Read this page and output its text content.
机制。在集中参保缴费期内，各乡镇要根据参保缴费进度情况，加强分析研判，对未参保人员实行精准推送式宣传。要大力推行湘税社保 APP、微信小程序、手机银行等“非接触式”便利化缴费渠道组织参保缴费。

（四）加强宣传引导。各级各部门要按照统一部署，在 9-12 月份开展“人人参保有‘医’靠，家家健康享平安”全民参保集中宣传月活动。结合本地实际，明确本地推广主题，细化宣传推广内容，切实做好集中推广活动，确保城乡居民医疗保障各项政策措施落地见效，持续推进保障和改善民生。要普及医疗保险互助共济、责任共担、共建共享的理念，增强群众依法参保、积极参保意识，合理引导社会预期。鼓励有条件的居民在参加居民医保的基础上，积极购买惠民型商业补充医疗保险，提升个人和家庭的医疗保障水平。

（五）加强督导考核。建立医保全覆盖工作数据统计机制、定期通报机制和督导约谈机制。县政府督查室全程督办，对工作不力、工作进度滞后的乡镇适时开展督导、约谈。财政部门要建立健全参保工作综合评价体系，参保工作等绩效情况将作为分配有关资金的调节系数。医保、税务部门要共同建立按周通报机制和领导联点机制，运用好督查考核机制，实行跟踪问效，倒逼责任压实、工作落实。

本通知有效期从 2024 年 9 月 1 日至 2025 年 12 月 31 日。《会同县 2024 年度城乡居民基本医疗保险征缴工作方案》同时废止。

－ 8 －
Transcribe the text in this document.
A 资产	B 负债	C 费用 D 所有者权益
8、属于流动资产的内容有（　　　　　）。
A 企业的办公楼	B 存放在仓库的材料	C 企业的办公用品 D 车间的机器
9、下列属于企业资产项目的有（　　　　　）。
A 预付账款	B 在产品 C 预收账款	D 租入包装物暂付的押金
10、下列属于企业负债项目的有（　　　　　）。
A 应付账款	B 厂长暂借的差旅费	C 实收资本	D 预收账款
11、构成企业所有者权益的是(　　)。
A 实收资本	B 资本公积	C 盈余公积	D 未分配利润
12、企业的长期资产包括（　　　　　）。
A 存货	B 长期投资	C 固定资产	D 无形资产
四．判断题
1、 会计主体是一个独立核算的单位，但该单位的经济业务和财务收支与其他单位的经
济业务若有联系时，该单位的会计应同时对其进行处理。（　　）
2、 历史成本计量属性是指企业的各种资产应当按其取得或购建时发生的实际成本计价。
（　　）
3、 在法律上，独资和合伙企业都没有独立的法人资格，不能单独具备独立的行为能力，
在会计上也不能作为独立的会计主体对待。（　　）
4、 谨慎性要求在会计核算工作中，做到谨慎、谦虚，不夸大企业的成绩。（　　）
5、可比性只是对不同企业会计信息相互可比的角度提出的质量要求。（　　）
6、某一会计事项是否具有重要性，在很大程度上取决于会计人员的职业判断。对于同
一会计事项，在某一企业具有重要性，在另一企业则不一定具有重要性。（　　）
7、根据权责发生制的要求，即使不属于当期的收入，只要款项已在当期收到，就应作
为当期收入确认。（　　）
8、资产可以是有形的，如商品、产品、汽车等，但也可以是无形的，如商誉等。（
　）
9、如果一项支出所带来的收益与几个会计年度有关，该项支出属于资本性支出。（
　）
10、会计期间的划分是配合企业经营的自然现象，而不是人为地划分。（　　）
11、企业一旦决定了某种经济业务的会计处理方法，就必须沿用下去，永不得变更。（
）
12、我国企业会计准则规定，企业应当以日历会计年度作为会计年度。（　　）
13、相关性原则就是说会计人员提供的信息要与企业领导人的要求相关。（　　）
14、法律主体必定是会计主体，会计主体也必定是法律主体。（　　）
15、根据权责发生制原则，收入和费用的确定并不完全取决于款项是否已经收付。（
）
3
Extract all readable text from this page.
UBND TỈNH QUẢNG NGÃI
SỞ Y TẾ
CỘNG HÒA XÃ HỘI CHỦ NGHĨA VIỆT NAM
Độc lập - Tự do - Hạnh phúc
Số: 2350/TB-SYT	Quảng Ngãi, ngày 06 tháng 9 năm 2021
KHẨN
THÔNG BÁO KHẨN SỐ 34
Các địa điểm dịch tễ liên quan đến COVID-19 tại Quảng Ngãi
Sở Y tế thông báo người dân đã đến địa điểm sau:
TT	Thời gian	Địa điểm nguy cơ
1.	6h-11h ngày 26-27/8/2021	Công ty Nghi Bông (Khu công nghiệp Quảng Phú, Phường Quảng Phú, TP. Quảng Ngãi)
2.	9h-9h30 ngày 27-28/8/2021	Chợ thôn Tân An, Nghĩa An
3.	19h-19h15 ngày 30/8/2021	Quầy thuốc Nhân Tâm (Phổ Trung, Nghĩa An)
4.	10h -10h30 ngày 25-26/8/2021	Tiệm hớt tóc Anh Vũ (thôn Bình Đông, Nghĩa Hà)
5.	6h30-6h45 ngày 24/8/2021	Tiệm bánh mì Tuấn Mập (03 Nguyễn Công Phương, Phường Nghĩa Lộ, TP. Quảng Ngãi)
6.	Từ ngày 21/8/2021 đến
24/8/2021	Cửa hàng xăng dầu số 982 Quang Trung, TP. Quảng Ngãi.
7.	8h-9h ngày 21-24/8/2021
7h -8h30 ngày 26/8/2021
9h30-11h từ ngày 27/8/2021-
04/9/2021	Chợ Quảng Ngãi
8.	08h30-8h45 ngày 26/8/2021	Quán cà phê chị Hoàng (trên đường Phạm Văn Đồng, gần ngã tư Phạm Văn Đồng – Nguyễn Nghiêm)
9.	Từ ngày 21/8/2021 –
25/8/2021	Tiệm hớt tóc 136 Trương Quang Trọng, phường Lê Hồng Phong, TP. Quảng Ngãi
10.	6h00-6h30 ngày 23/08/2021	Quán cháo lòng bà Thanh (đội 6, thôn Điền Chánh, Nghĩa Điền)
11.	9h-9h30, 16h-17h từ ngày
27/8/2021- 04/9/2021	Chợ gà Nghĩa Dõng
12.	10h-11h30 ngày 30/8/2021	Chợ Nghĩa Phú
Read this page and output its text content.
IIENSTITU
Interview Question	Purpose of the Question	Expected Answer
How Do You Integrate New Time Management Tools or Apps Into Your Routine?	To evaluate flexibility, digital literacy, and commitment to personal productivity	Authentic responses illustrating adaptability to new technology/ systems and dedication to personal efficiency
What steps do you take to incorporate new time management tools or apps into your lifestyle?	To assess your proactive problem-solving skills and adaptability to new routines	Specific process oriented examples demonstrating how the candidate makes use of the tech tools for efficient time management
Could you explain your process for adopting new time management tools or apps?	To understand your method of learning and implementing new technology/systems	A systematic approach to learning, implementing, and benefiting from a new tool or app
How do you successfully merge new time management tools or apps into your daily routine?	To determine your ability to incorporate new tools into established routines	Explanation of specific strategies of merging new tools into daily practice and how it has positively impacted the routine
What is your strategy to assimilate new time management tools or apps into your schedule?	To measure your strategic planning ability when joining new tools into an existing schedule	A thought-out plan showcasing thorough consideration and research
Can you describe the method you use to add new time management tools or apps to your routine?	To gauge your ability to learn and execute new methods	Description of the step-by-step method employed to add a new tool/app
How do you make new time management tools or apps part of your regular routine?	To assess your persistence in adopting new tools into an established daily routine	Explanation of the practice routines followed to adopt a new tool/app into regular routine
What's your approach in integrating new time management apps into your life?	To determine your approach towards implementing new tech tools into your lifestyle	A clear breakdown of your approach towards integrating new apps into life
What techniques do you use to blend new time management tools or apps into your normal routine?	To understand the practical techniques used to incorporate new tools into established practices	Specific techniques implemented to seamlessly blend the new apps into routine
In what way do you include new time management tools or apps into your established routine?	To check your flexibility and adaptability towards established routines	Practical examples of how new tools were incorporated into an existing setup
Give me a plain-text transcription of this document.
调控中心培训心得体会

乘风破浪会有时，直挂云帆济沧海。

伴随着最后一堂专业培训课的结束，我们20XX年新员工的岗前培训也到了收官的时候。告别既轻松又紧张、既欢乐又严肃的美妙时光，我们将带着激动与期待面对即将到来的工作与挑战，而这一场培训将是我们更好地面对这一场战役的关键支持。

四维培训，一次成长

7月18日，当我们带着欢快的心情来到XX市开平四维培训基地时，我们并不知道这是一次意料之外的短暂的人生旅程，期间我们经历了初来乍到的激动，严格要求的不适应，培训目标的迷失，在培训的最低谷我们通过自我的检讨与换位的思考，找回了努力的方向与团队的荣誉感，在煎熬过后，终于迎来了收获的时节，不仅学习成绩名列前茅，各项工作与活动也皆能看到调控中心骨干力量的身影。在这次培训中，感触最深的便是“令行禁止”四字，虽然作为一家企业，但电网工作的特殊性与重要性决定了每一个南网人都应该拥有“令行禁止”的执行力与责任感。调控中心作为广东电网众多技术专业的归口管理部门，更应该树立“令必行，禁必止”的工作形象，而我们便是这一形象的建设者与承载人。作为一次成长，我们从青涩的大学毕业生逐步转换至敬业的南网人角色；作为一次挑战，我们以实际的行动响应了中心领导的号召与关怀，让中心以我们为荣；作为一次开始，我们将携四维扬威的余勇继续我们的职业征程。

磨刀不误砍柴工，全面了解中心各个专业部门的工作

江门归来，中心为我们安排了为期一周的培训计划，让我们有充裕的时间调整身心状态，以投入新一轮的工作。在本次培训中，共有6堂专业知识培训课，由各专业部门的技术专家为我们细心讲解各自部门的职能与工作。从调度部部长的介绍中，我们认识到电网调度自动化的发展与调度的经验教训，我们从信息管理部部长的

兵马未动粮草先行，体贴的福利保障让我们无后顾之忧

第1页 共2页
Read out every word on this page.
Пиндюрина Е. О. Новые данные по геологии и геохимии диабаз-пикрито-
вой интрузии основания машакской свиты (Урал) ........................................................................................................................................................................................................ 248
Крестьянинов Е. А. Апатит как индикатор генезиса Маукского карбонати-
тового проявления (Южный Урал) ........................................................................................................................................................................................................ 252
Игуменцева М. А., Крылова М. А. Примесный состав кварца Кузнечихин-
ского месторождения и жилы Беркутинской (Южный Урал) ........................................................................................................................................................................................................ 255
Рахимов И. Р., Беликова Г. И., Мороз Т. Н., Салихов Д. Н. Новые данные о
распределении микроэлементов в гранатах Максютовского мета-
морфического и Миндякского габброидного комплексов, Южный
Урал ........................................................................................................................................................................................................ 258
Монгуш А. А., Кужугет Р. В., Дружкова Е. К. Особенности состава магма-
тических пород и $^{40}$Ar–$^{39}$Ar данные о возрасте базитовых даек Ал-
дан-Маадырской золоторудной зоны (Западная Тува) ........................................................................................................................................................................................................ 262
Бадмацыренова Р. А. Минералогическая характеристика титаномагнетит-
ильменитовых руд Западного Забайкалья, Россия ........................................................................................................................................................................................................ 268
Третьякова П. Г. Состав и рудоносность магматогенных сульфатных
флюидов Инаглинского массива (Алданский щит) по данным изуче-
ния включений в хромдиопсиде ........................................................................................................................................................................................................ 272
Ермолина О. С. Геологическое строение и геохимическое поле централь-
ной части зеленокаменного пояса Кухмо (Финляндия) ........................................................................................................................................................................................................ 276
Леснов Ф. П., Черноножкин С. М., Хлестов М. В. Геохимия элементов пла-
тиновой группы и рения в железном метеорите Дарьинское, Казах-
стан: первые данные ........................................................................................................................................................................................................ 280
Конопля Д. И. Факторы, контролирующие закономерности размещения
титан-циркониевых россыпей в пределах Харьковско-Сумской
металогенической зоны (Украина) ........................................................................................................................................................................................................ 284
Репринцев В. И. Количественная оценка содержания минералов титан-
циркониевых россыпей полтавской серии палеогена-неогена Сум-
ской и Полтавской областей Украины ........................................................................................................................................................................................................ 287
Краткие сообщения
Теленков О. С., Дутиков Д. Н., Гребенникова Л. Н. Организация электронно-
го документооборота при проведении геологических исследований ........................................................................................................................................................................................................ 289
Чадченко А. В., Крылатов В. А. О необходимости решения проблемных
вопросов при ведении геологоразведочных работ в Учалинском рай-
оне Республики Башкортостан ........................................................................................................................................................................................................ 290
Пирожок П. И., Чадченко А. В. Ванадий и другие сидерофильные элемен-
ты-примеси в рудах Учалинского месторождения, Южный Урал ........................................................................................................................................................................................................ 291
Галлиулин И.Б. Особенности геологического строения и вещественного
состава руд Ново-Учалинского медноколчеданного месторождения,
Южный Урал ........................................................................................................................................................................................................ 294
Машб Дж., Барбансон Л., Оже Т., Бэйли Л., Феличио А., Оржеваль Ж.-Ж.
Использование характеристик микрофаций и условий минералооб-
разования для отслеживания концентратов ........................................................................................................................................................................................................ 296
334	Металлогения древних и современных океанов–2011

*****

§ **PROBLEM DETAILS**:
Scan the material above and determine how many lines include the word "состава"; report only the number.

§ **THE OUTPUT**:
2